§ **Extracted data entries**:
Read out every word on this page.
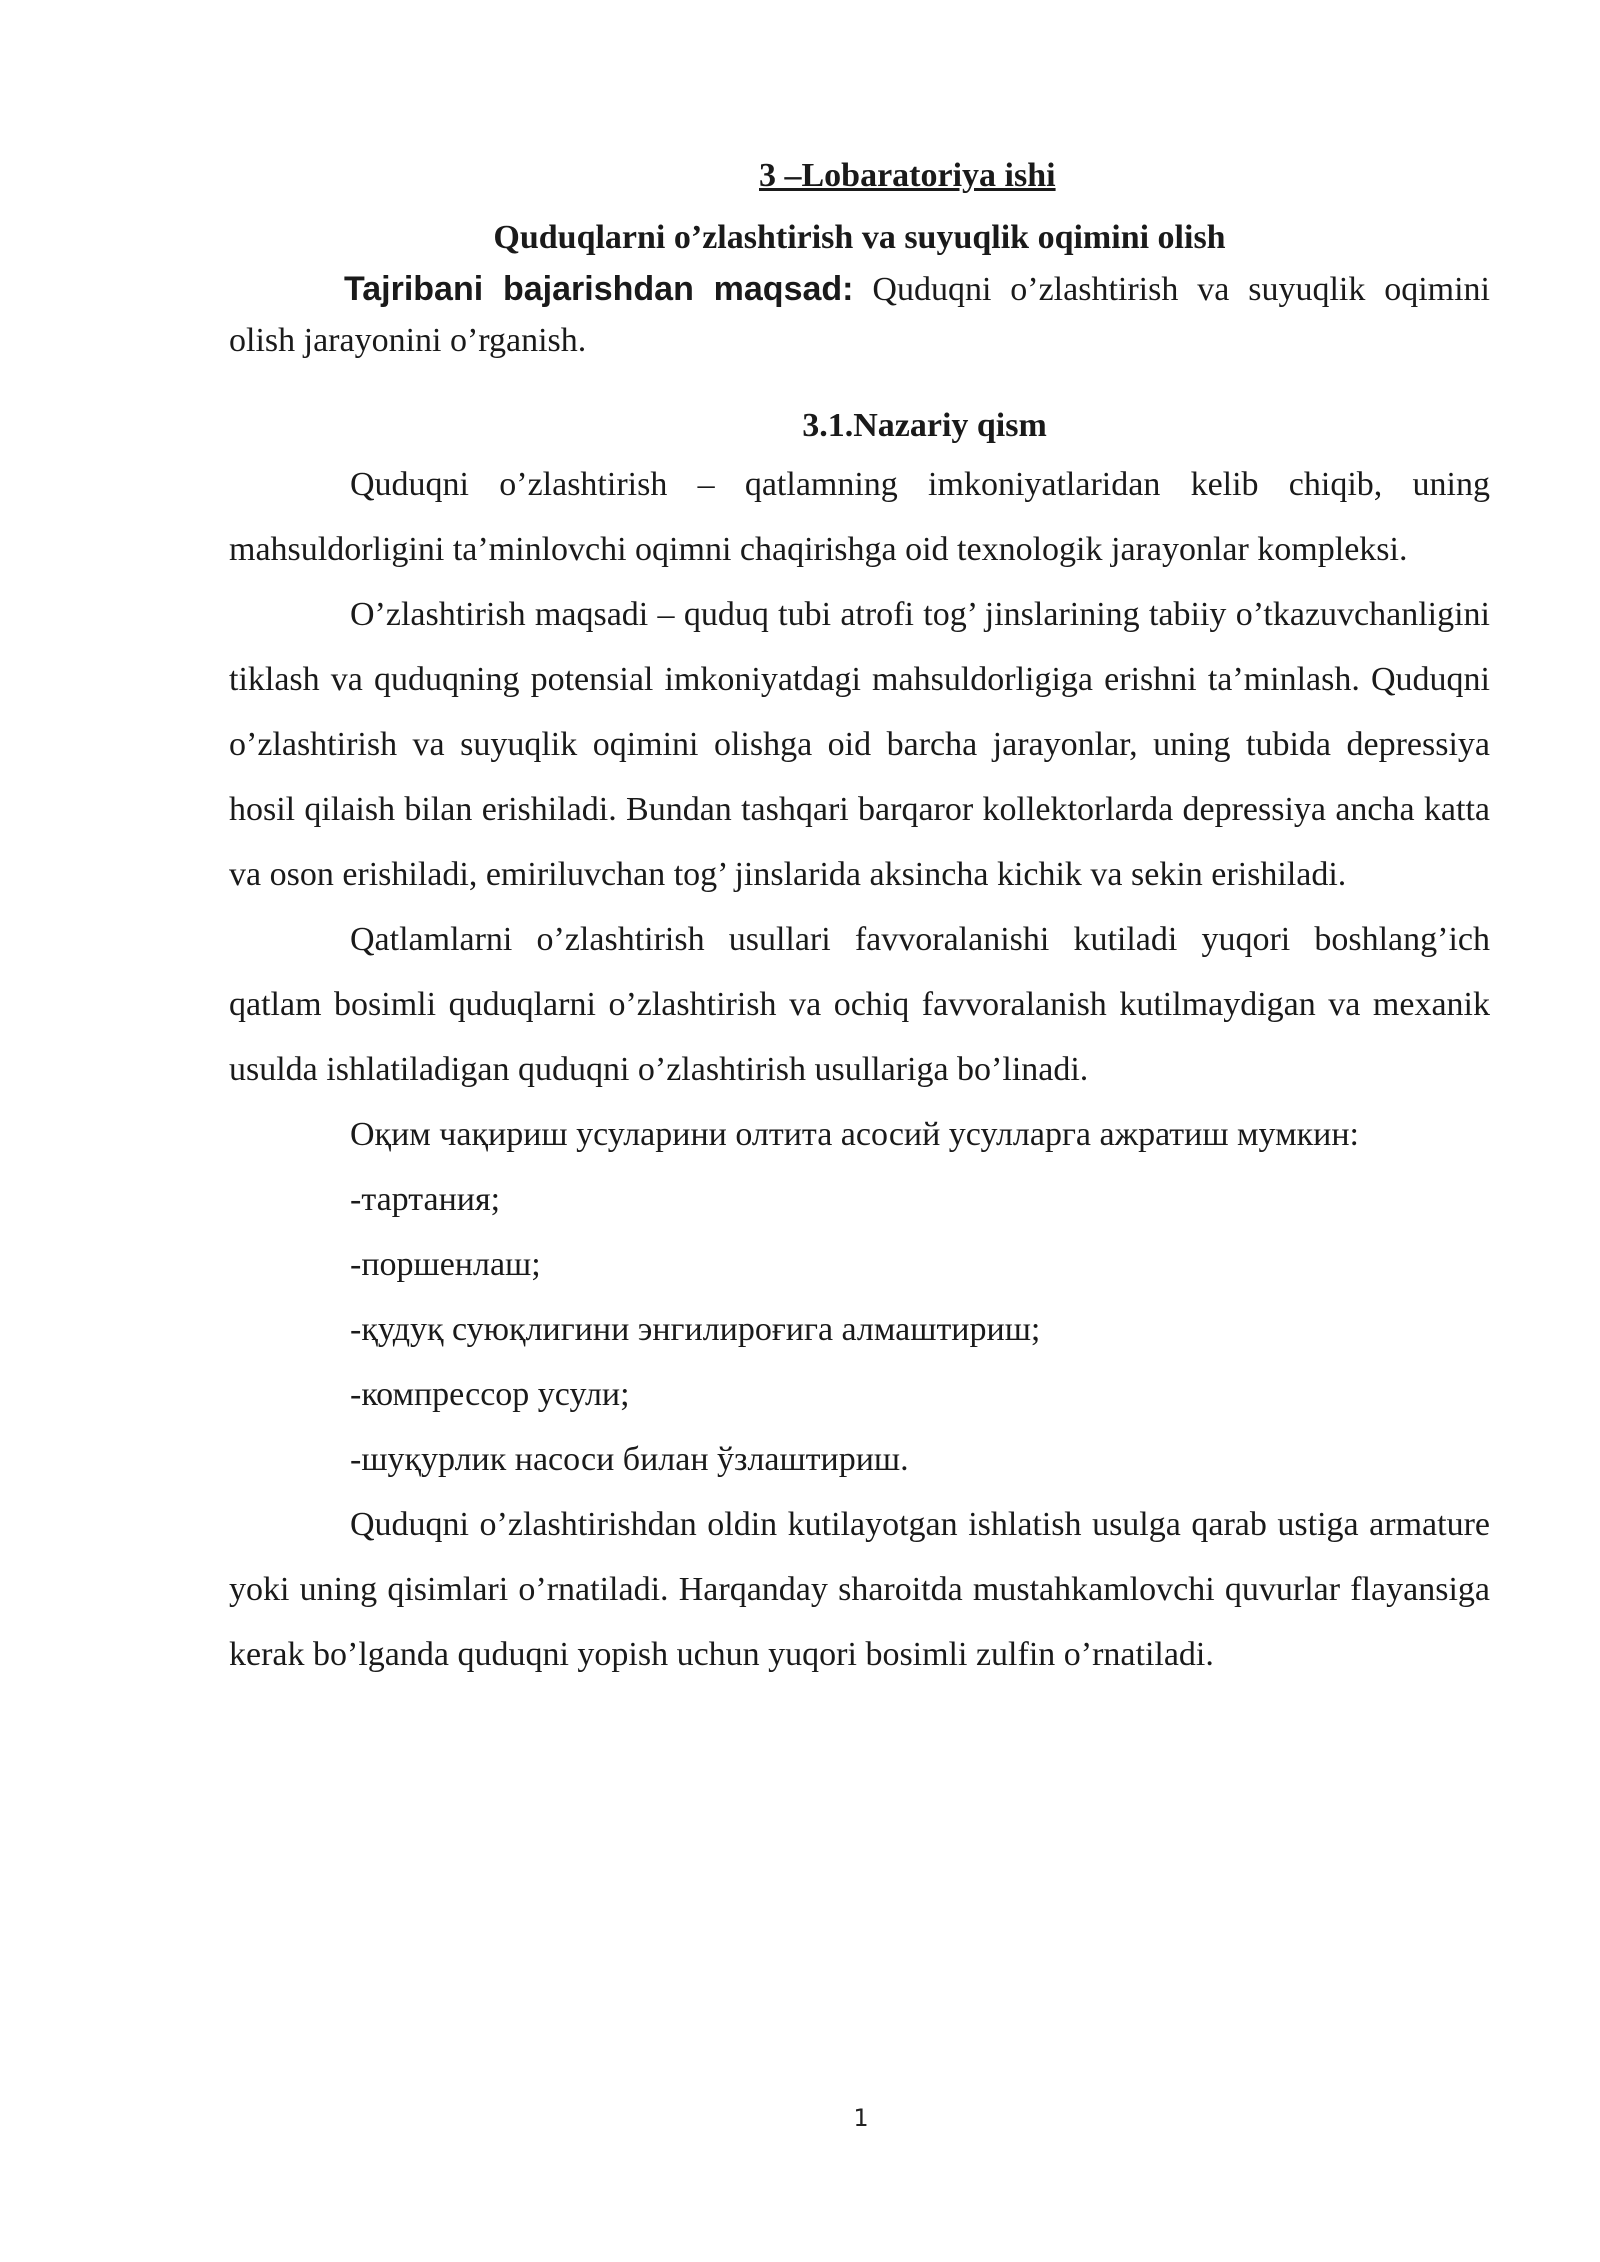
3 –Lobaratoriya ishi
Quduqlarni o’zlashtirish va suyuqlik oqimini olish

Tajribani bajarishdan maqsad: Quduqni o’zlashtirish va suyuqlik oqimini olish jarayonini o’rganish.

3.1.Nazariy qism

Quduqni o’zlashtirish – qatlamning imkoniyatlaridan kelib chiqib, uning mahsuldorligini ta’minlovchi oqimni chaqirishga oid texnologik jarayonlar kompleksi.

O’zlashtirish maqsadi – quduq tubi atrofi tog’ jinslarining tabiiy o’tkazuvchanligini tiklash va quduqning potensial imkoniyatdagi mahsuldorligiga erishni ta’minlash. Quduqni o’zlashtirish va suyuqlik oqimini olishga oid barcha jarayonlar, uning tubida depressiya hosil qilaish bilan erishiladi. Bundan tashqari barqaror kollektorlarda depressiya ancha katta va oson erishiladi, emiriluvchan tog’ jinslarida aksincha kichik va sekin erishiladi.

Qatlamlarni o’zlashtirish usullari favvoralanishi kutiladi yuqori boshlang’ich qatlam bosimli quduqlarni o’zlashtirish va ochiq favvoralanish kutilmaydigan va mexanik usulda ishlatiladigan quduqni o’zlashtirish usullariga bo’linadi.

Оқим чақириш усуларини олтита асосий усулларга ажратиш мумкин:

-тартания;

-поршенлаш;

-қудуқ суюқлигини энгилироғига алмаштириш;

-компрессор усули;

-шуқурлик насоси билан ўзлаштириш.

Quduqni o’zlashtirishdan oldin kutilayotgan ishlatish usulga qarab ustiga armature yoki uning qisimlari o’rnatiladi. Harqanday sharoitda mustahkamlovchi quvurlar flayansiga kerak bo’lganda quduqni yopish uchun yuqori bosimli zulfin o’rnatiladi.

1
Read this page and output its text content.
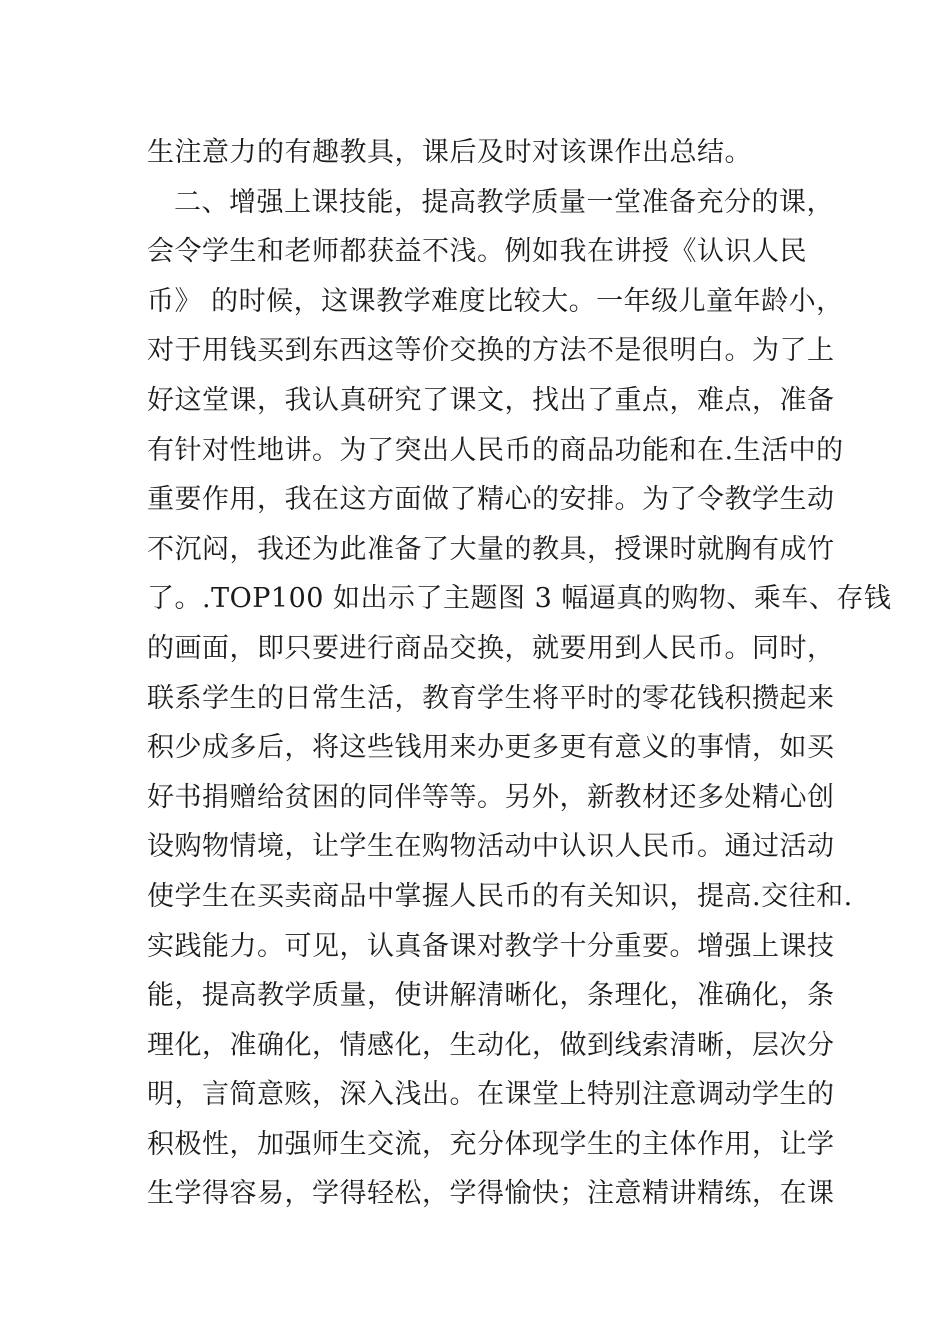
生注意力的有趣教具，课后及时对该课作出总结。
二、增强上课技能，提高教学质量一堂准备充分的课，
会令学生和老师都获益不浅。例如我在讲授《认识人民
币》 的时候，这课教学难度比较大。一年级儿童年龄小，
对于用钱买到东西这等价交换的方法不是很明白。为了上
好这堂课，我认真研究了课文，找出了重点，难点，准备
有针对性地讲。为了突出人民币的商品功能和在.生活中的
重要作用，我在这方面做了精心的安排。为了令教学生动
不沉闷，我还为此准备了大量的教具，授课时就胸有成竹
了。.TOP100 如出示了主题图 3 幅逼真的购物、乘车、存钱
的画面，即只要进行商品交换，就要用到人民币。同时，
联系学生的日常生活，教育学生将平时的零花钱积攒起来
积少成多后，将这些钱用来办更多更有意义的事情，如买
好书捐赠给贫困的同伴等等。另外，新教材还多处精心创
设购物情境，让学生在购物活动中认识人民币。通过活动
使学生在买卖商品中掌握人民币的有关知识，提高.交往和.
实践能力。可见，认真备课对教学十分重要。增强上课技
能，提高教学质量，使讲解清晰化，条理化，准确化，条
理化，准确化，情感化，生动化，做到线索清晰，层次分
明，言简意赅，深入浅出。在课堂上特别注意调动学生的
积极性，加强师生交流，充分体现学生的主体作用，让学
生学得容易，学得轻松，学得愉快；注意精讲精练，在课
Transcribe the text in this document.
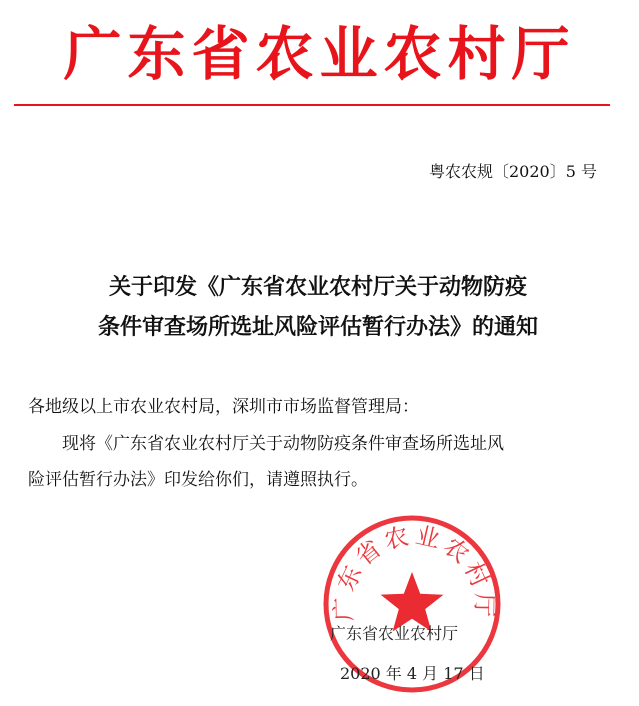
广东省农业农村厅
粤农农规〔2020〕5 号
关于印发《广东省农业农村厅关于动物防疫
条件审查场所选址风险评估暂行办法》的通知
各地级以上市农业农村局，深圳市市场监督管理局：
现将《广东省农业农村厅关于动物防疫条件审查场所选址风
险评估暂行办法》印发给你们，请遵照执行。
广东省农业农村厅
广东省农业农村厅
2020 年 4 月 17 日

§ **Directive**:
Drop the images and repeat the data exactly.

§ **Exercise output**:
Read out every word on this page.
3 –Lobaratoriya ishi
Quduqlarni o’zlashtirish va suyuqlik oqimini olish

Tajribani bajarishdan maqsad: Quduqni o’zlashtirish va suyuqlik oqimini olish jarayonini o’rganish.

3.1.Nazariy qism

Quduqni o’zlashtirish – qatlamning imkoniyatlaridan kelib chiqib, uning mahsuldorligini ta’minlovchi oqimni chaqirishga oid texnologik jarayonlar kompleksi.

O’zlashtirish maqsadi – quduq tubi atrofi tog’ jinslarining tabiiy o’tkazuvchanligini tiklash va quduqning potensial imkoniyatdagi mahsuldorligiga erishni ta’minlash. Quduqni o’zlashtirish va suyuqlik oqimini olishga oid barcha jarayonlar, uning tubida depressiya hosil qilaish bilan erishiladi. Bundan tashqari barqaror kollektorlarda depressiya ancha katta va oson erishiladi, emiriluvchan tog’ jinslarida aksincha kichik va sekin erishiladi.

Qatlamlarni o’zlashtirish usullari favvoralanishi kutiladi yuqori boshlang’ich qatlam bosimli quduqlarni o’zlashtirish va ochiq favvoralanish kutilmaydigan va mexanik usulda ishlatiladigan quduqni o’zlashtirish usullariga bo’linadi.

Оқим чақириш усуларини олтита асосий усулларга ажратиш мумкин:

-тартания;

-поршенлаш;

-қудуқ суюқлигини энгилироғига алмаштириш;

-компрессор усули;

-шуқурлик насоси билан ўзлаштириш.

Quduqni o’zlashtirishdan oldin kutilayotgan ishlatish usulga qarab ustiga armature yoki uning qisimlari o’rnatiladi. Harqanday sharoitda mustahkamlovchi quvurlar flayansiga kerak bo’lganda quduqni yopish uchun yuqori bosimli zulfin o’rnatiladi.

1
Read this page and output its text content.
生注意力的有趣教具，课后及时对该课作出总结。
二、增强上课技能，提高教学质量一堂准备充分的课，
会令学生和老师都获益不浅。例如我在讲授《认识人民
币》 的时候，这课教学难度比较大。一年级儿童年龄小，
对于用钱买到东西这等价交换的方法不是很明白。为了上
好这堂课，我认真研究了课文，找出了重点，难点，准备
有针对性地讲。为了突出人民币的商品功能和在.生活中的
重要作用，我在这方面做了精心的安排。为了令教学生动
不沉闷，我还为此准备了大量的教具，授课时就胸有成竹
了。.TOP100 如出示了主题图 3 幅逼真的购物、乘车、存钱
的画面，即只要进行商品交换，就要用到人民币。同时，
联系学生的日常生活，教育学生将平时的零花钱积攒起来
积少成多后，将这些钱用来办更多更有意义的事情，如买
好书捐赠给贫困的同伴等等。另外，新教材还多处精心创
设购物情境，让学生在购物活动中认识人民币。通过活动
使学生在买卖商品中掌握人民币的有关知识，提高.交往和.
实践能力。可见，认真备课对教学十分重要。增强上课技
能，提高教学质量，使讲解清晰化，条理化，准确化，条
理化，准确化，情感化，生动化，做到线索清晰，层次分
明，言简意赅，深入浅出。在课堂上特别注意调动学生的
积极性，加强师生交流，充分体现学生的主体作用，让学
生学得容易，学得轻松，学得愉快；注意精讲精练，在课
Transcribe the text in this document.
广东省农业农村厅
粤农农规〔2020〕5 号
关于印发《广东省农业农村厅关于动物防疫
条件审查场所选址风险评估暂行办法》的通知
各地级以上市农业农村局，深圳市市场监督管理局：
现将《广东省农业农村厅关于动物防疫条件审查场所选址风
险评估暂行办法》印发给你们，请遵照执行。
广东省农业农村厅
广东省农业农村厅
2020 年 4 月 17 日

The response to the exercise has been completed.